▶ SHORT EXERCISE 1:
In the text about the Giant Monsters All-Out Attack soundtrack, which label released the original album in December 2001?
▶ SHORT EXERCISE 2:
Carry on the Giant Monsters All-Out Attack soundtrack text from its final sentence.

▶ TEXT SEGMENT:
────────
Soundtrack album by Kow Otani
- Released: December 12, 2001
- Recorded: October 2001
- Studio: Toho Studios
- Genre: Electronic; techno; orchestral;
- Length: 57:35
- Language: Japanese
- Label: Tokuma Japan Communications [ja]
- Producer: Kyoko Kitahara

= Godzilla, Mothra and King Ghidorah: Giant Monsters All-Out Attack (soundtrack) =

2001 soundtrack album by Kow Otani

Godzilla, Mothra and King Ghidorah: Giant Monsters All-Out Attack (Original Soundtrack) is the soundtrack album to the 2001 Japanese kaiju film Godzilla, Mothra and King Ghidorah: Giant Monsters All-Out Attack, composed by Kow Otani, a frequent collaborator of the film's director, Shusuke Kaneko. Otani created a distinctive score that blended orchestral and electronic elements with techno influences, deliberately avoiding Akira Ifukube's Godzilla style and his own earlier Gamera scores. He drew inspiration from the progressive rock band Goblin and his own score for Shokoki! (2001).

The original soundtrack album, featuring 36 tracks from the film score, was released on December 12, 2001, by Tokuma Japan Communications and runs for 57 minutes. In April 2010, Toho Records released an expanded edition that runs approximately 75 minutes and includes bonus tracks and demos.

== Background and recording ==
The film's composer Kow Otani was a frequent collaborator of director Shusuke Kaneko at the time. Otani sought to create a distinctive soundtrack that avoided direct imitation of the iconic compositions of Akira Ifukube, whose work had defined many previous Godzilla films, while also distinguishing it from his own scores for the Heisei Gamera trilogy. He consciously refrained from using any melodic phrases reminiscent of his Gamera compositions to avoid criticism of self-imitation, which he described as a significant creative challenge. Otani was actively working on the GMK score several months before recording sessions began.
────────
▶ MATERIAL SUPPLIED:
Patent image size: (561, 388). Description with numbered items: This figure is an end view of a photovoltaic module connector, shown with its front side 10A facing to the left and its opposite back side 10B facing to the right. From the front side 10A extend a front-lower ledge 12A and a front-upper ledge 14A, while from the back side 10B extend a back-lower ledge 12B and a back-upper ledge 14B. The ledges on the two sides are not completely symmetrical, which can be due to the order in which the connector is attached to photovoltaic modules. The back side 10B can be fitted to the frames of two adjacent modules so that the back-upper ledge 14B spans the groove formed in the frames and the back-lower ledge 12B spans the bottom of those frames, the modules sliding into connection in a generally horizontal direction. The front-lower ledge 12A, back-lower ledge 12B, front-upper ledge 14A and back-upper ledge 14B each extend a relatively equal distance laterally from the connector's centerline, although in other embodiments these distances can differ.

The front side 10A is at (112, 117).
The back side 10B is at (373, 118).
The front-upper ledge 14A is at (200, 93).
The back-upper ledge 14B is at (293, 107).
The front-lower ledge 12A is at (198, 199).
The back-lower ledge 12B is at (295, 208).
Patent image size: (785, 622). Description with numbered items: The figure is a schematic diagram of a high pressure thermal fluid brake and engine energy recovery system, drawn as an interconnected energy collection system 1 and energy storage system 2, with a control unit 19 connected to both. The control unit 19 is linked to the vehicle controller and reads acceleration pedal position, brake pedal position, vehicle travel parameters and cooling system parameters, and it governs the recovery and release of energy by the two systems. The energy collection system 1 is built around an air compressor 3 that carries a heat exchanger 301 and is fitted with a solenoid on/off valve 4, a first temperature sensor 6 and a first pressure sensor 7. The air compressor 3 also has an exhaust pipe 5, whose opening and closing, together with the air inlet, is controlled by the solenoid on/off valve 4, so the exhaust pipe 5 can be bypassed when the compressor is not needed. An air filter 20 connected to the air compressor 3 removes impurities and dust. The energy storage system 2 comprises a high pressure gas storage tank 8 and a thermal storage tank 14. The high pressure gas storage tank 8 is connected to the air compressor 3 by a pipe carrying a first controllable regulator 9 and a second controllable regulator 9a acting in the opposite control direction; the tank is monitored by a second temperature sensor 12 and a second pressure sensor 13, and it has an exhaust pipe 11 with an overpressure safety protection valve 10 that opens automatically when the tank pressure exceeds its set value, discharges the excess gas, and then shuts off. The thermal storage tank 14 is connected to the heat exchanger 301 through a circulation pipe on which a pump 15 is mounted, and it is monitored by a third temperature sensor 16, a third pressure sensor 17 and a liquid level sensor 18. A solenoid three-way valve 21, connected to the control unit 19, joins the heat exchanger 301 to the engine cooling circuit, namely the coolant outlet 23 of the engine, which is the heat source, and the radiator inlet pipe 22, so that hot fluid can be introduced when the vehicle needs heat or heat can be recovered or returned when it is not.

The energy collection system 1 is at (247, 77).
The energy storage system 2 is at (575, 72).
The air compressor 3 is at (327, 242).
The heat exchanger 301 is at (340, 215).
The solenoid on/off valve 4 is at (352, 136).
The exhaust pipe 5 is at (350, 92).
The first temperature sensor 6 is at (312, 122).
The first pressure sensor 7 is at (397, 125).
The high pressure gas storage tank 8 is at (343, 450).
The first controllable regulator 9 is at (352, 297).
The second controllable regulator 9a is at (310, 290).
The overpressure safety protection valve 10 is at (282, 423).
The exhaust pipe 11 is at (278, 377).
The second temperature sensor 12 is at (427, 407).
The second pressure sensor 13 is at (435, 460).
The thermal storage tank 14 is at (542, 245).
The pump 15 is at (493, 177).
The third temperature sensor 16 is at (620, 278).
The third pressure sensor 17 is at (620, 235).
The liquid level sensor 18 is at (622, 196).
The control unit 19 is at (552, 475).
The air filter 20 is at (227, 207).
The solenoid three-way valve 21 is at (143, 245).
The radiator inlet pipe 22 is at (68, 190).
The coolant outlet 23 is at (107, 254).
────────
▶ TASK RESPONSE 1:
Tokuma Japan Communications

▶ TASK RESPONSE 2:
Unlike the grand orchestral scores of the Heisei Gamera series, GMK prominently featured electronic instruments and a techno-influenced style. Otani initially considered evoking a Japanese worldview akin to that of composer Tōru Takemitsu, but after reading the script, he deemed this approach unsuitable. Instead drew on the electronic and techno elements from his previous film Shokoki! (2001). For additional inspiration, he drew from the Italian progressive rock band Goblin, known for their horror and suspense film scores. He was introduced to Goblin's music by Norman England, a set reporter who covered the production of GMK.

Otani observed that, despite the opposition between the malevolent Godzilla and guardian monsters (Mothra, Baragon, and King Ghidorah), they shared a common mythological essence. Accordingly, he composed their themes in the unified key of A minor: Godzilla's motif employed low-register brass and strings such as trombones and double basses for a heavy, ominous quality; Mothra's featured a female chorus; and King Ghidorah's a male chorus. Baragon, however, received no individual theme, as the score instead included a dedicated motif for the Tachibana father and daughter. The soundtrack recording session occurred on October 7, 2001; nine men sang Ghidorah's chorus while ten women did Mothra's.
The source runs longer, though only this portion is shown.